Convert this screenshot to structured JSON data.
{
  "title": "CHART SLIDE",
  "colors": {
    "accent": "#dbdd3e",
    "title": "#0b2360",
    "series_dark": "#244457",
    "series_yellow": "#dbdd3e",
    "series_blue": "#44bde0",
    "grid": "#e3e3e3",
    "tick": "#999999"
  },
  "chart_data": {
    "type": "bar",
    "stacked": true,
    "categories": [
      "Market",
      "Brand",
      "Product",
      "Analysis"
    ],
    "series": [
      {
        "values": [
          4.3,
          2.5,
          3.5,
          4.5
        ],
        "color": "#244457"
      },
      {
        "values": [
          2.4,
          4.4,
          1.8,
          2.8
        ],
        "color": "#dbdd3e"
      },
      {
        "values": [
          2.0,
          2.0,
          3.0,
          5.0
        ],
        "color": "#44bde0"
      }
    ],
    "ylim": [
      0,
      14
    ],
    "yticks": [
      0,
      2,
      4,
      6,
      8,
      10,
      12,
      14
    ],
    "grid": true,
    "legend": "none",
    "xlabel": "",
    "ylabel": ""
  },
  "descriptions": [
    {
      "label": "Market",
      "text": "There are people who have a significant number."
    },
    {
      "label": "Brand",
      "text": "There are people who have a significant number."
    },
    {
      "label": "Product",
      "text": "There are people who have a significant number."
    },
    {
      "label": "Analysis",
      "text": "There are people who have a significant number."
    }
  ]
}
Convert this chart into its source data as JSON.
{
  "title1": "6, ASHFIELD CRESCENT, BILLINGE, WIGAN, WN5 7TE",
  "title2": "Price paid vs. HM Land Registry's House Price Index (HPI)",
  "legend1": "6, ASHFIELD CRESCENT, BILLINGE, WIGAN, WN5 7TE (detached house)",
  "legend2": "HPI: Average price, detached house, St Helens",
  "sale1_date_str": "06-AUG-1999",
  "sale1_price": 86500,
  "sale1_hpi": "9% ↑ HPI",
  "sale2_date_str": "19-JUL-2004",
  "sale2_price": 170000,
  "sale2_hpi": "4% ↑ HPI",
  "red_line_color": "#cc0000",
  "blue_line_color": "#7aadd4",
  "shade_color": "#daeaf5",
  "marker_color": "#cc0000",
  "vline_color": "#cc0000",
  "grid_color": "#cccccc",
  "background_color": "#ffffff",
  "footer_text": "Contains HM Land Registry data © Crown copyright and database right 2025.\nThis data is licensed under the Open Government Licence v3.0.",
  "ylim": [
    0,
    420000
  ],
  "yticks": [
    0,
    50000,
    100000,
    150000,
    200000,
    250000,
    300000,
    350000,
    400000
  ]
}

****

From the listing above, reproduce all the lines exactly.

▶ [Reply]
Convert this screenshot to structured JSON data.
{
  "title": "CHART SLIDE",
  "colors": {
    "accent": "#dbdd3e",
    "title": "#0b2360",
    "series_dark": "#244457",
    "series_yellow": "#dbdd3e",
    "series_blue": "#44bde0",
    "grid": "#e3e3e3",
    "tick": "#999999"
  },
  "chart_data": {
    "type": "bar",
    "stacked": true,
    "categories": [
      "Market",
      "Brand",
      "Product",
      "Analysis"
    ],
    "series": [
      {
        "values": [
          4.3,
          2.5,
          3.5,
          4.5
        ],
        "color": "#244457"
      },
      {
        "values": [
          2.4,
          4.4,
          1.8,
          2.8
        ],
        "color": "#dbdd3e"
      },
      {
        "values": [
          2.0,
          2.0,
          3.0,
          5.0
        ],
        "color": "#44bde0"
      }
    ],
    "ylim": [
      0,
      14
    ],
    "yticks": [
      0,
      2,
      4,
      6,
      8,
      10,
      12,
      14
    ],
    "grid": true,
    "legend": "none",
    "xlabel": "",
    "ylabel": ""
  },
  "descriptions": [
    {
      "label": "Market",
      "text": "There are people who have a significant number."
    },
    {
      "label": "Brand",
      "text": "There are people who have a significant number."
    },
    {
      "label": "Product",
      "text": "There are people who have a significant number."
    },
    {
      "label": "Analysis",
      "text": "There are people who have a significant number."
    }
  ]
}
Convert this chart into its source data as JSON.
{
  "title1": "6, ASHFIELD CRESCENT, BILLINGE, WIGAN, WN5 7TE",
  "title2": "Price paid vs. HM Land Registry's House Price Index (HPI)",
  "legend1": "6, ASHFIELD CRESCENT, BILLINGE, WIGAN, WN5 7TE (detached house)",
  "legend2": "HPI: Average price, detached house, St Helens",
  "sale1_date_str": "06-AUG-1999",
  "sale1_price": 86500,
  "sale1_hpi": "9% ↑ HPI",
  "sale2_date_str": "19-JUL-2004",
  "sale2_price": 170000,
  "sale2_hpi": "4% ↑ HPI",
  "red_line_color": "#cc0000",
  "blue_line_color": "#7aadd4",
  "shade_color": "#daeaf5",
  "marker_color": "#cc0000",
  "vline_color": "#cc0000",
  "grid_color": "#cccccc",
  "background_color": "#ffffff",
  "footer_text": "Contains HM Land Registry data © Crown copyright and database right 2025.\nThis data is licensed under the Open Government Licence v3.0.",
  "ylim": [
    0,
    420000
  ],
  "yticks": [
    0,
    50000,
    100000,
    150000,
    200000,
    250000,
    300000,
    350000,
    400000
  ]
}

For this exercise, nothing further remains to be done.